• What to produce:
Using the records below, locate all lines containing "where" and return them.

• Records supplied:
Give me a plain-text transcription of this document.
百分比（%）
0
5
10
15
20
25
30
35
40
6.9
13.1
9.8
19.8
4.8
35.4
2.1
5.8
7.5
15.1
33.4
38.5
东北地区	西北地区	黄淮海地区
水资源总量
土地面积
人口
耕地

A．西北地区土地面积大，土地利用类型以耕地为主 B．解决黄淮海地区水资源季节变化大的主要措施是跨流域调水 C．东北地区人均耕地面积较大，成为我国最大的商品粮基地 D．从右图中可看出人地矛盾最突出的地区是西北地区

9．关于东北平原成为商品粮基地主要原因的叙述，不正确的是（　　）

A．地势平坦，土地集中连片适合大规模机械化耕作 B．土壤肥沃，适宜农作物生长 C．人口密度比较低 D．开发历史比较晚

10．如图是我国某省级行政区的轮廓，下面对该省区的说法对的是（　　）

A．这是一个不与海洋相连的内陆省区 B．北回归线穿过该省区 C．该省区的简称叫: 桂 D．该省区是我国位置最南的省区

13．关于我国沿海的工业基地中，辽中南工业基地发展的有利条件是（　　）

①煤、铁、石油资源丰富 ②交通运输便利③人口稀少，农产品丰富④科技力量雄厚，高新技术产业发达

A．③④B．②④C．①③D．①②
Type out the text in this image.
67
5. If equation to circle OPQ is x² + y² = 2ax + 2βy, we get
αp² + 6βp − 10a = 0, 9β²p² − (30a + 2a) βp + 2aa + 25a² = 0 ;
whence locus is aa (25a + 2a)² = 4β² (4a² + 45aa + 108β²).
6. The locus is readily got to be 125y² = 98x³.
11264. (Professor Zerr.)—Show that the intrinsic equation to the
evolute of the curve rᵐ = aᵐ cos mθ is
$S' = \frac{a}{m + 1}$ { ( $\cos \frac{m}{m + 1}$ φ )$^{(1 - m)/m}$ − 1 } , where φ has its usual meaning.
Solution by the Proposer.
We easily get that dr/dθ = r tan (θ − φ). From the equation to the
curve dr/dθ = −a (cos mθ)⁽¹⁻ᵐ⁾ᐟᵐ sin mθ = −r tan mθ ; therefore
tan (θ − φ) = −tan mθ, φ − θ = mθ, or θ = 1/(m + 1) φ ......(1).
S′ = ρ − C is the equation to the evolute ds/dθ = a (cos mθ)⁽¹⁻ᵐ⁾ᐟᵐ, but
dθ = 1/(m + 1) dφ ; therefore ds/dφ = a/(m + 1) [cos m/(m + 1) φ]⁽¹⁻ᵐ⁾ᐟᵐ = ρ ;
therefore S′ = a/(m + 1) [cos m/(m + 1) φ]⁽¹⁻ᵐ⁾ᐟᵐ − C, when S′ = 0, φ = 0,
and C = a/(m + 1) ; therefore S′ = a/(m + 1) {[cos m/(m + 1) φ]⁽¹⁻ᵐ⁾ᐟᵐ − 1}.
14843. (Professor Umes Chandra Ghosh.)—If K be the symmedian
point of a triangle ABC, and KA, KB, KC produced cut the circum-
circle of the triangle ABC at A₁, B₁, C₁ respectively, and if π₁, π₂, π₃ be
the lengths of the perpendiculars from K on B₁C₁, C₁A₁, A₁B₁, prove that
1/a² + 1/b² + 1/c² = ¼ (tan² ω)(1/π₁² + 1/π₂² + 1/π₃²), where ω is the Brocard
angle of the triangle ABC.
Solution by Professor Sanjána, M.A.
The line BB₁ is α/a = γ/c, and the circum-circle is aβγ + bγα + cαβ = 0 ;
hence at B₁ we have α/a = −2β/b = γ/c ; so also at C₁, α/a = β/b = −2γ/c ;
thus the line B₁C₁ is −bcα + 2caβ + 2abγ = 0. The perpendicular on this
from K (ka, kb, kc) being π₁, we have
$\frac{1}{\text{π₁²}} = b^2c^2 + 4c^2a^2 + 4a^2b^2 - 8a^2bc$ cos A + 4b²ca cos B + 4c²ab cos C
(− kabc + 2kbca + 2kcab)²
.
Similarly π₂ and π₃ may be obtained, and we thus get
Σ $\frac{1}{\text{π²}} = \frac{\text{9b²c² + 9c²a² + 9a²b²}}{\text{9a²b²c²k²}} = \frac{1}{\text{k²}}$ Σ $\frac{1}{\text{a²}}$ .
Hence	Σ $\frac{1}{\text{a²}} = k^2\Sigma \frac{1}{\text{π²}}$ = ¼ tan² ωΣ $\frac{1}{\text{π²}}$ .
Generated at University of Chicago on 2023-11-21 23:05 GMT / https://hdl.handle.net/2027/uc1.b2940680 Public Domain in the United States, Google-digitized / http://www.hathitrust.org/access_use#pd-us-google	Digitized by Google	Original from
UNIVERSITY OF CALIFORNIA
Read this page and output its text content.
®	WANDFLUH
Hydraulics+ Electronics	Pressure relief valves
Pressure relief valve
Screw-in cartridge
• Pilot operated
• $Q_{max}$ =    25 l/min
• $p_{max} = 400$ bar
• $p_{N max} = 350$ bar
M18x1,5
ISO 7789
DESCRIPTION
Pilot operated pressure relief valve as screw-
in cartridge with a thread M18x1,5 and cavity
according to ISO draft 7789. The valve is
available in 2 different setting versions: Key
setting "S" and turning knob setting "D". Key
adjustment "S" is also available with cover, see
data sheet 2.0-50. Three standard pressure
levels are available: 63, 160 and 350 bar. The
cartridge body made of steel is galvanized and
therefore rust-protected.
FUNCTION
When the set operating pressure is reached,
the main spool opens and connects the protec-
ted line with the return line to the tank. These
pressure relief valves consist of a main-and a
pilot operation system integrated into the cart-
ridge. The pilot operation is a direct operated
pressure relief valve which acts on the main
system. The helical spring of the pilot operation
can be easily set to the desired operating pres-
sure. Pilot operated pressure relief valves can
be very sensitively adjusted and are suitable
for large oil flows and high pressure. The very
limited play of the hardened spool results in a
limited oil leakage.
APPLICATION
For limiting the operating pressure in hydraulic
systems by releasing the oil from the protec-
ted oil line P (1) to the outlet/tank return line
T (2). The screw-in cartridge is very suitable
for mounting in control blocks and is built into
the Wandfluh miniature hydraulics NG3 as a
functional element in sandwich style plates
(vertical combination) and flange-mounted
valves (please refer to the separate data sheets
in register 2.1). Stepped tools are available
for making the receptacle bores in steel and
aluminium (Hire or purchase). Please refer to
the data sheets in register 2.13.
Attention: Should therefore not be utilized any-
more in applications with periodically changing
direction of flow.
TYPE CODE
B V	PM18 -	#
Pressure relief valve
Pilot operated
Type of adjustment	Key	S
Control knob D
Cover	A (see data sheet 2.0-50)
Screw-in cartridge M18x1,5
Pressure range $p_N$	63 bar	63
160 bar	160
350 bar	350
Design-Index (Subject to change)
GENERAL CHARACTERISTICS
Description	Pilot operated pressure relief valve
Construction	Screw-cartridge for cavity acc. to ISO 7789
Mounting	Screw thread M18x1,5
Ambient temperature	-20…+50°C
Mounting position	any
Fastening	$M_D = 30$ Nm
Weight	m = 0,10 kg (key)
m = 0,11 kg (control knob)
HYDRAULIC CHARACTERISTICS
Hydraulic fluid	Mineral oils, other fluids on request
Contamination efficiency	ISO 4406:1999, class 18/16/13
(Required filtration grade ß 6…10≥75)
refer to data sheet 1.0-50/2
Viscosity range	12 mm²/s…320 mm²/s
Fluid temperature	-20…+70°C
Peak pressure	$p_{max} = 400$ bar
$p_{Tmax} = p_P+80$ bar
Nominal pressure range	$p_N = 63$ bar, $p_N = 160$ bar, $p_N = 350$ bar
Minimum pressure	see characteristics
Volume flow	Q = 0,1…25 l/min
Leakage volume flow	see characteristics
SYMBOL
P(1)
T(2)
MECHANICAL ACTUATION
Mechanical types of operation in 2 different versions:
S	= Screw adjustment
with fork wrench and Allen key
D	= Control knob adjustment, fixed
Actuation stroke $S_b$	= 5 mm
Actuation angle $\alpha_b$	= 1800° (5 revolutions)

• Expected output:
$S' = \frac{a}{m + 1}$ { ( $\cos \frac{m}{m + 1}$ φ )$^{(1 - m)/m}$ − 1 } , where φ has its usual meaning.
1/a² + 1/b² + 1/c² = ¼ (tan² ω)(1/π₁² + 1/π₂² + 1/π₃²), where ω is the Brocard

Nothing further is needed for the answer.